■ Objective 1: In the Bovis Homes excerpt, what value per share does Galliford Try's approach put on Bovis?

■ Text excerpt:
......

Builders aren’t allowed to work on Sundays, are they? No-one seems to have told the board of Bovis Homes, which has now clocked on for another Sunday’s worth of responding to press speculation. Press speculation that turns out to be uncannily accurate.

Back in January, it was on with the hard hats and high-vis to deal with a Sunday Times story about shareholder Andy Brough of Schroders trying to set up all share merger with Berkeley Homes. Yesterday, it was time to admit that it had received merger proposals from Redrow and Galliford Try, and the latter was still in with a chance.

Bovis said on Sunday that it had turned down an initial offer from Galliford Try but remained in discussions with the FTSE 250 housebuilding and construction group about a revised deal. A combination of the two groups would create a top-five UK housebuilder with a market value of about £2.5bn and output of more than 6,700 homes a year.

This morning, Galliford Try spelt out the terms of its approach: equity in a combined group would be split 52.25 per cent to Galliford Try shareholders and 47.75 per cent to Bovis shareholders. This would value the entire issued equity of Bovis at £1.2bn or 886p per share, representing a 7 per cent premium to Bovis’s closing share price.

Bovis needs its financial foundations shoring up as it has struggled to meet production targets and suffered an outbreak of customer complaints about unfinished homes. Chief executive, David Ritchie, resigned in January following a profit warning.

But Redrow has not upped hod and given up. This morning, it said it was still keen to reach a deal:

“Redrow continues to believe the potential combination offers a compelling opportunity to create a combined business with the scale and operational strength to compete more effectively in the growing UK housebuilding market… Given that the proposal is largely in the form of Redrow shares, Bovis shareholders would be able to share, alongside existing Redrow shareholders, in the proven value creation skills of the Redrow management team.

This morning, Bovis confirmed the two most recent approaches and said it had “concluded that the Redrow proposal was not in the interests of Bovis shareholders as the cash element of the offer would require shareholders to crystallise value at the current Bovis valuation”.

But it said “Discussions with Galliford Try are ongoing. In the meantime, the Board is making good progress with plans to recover and improve group profitability and enhance return on capital employed. The search for a new Chief Executive is also progressing well.”

......

■ Objective 2: Please report every row below that contains the word "Imprime", matching its case exactly.

Extracted records:
......

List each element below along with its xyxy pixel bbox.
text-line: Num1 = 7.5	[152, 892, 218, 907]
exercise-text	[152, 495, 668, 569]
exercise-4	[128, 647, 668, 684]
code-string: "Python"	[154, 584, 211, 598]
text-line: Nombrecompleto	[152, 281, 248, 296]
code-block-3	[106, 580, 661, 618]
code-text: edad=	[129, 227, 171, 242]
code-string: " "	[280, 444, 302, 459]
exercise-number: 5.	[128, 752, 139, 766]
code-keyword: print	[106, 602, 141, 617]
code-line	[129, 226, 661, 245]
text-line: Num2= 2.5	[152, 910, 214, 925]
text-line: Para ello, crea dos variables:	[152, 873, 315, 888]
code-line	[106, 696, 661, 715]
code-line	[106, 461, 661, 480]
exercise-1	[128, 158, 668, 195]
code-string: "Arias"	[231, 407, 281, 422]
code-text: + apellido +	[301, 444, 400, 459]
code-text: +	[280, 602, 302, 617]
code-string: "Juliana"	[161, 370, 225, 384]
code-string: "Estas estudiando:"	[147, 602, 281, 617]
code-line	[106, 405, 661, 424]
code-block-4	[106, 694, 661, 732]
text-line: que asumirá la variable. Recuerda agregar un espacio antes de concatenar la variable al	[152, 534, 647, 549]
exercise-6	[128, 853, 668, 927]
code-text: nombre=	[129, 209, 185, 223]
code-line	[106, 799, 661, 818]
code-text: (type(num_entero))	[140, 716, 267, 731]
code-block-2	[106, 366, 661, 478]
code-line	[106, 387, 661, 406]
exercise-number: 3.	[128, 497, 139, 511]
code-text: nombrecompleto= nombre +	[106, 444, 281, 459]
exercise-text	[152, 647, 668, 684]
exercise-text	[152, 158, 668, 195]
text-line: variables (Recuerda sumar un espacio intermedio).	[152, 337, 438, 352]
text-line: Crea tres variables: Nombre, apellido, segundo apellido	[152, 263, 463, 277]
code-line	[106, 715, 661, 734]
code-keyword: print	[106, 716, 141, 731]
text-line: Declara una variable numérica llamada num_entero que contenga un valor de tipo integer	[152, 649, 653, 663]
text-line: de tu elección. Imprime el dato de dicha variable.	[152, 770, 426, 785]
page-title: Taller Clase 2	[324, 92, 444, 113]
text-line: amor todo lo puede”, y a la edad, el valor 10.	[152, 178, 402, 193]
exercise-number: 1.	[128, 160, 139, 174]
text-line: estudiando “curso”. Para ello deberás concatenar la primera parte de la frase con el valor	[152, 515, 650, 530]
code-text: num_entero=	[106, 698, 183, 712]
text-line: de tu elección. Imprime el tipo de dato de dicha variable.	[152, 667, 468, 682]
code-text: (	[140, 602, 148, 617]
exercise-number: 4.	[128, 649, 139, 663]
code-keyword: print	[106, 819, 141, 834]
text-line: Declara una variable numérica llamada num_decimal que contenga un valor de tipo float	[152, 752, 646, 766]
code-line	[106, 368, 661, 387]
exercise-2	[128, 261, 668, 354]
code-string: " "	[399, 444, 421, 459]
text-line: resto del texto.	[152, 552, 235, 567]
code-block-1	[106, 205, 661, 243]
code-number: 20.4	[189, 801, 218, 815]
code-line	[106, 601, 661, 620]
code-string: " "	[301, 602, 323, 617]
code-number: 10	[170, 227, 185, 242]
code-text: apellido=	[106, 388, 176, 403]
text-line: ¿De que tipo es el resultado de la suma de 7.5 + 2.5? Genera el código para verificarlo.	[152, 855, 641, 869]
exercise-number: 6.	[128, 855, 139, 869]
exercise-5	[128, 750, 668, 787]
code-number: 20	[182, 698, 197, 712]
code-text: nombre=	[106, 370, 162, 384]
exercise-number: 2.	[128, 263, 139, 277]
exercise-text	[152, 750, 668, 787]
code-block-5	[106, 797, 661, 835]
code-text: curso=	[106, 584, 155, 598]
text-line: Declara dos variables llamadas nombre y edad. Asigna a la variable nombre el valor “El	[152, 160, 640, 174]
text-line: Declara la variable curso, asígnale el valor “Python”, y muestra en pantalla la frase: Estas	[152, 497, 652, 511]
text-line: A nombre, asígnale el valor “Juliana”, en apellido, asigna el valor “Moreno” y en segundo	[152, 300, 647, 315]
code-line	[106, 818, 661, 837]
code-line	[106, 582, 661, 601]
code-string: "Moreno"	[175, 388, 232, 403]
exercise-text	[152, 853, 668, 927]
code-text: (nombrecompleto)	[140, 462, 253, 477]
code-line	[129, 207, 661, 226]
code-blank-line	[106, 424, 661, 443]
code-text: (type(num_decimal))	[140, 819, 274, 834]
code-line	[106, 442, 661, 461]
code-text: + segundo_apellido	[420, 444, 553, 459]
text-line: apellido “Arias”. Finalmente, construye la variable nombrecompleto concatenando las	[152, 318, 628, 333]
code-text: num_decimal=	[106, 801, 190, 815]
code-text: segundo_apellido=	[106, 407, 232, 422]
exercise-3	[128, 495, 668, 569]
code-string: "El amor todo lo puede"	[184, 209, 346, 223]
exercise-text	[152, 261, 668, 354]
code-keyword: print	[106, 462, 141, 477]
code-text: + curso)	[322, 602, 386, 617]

......

■ Full output 1: 886p per share.

■ Full output 2:
text-line: de tu elección. Imprime el dato de dicha variable.	[152, 770, 426, 785]
text-line: de tu elección. Imprime el tipo de dato de dicha variable.	[152, 667, 468, 682]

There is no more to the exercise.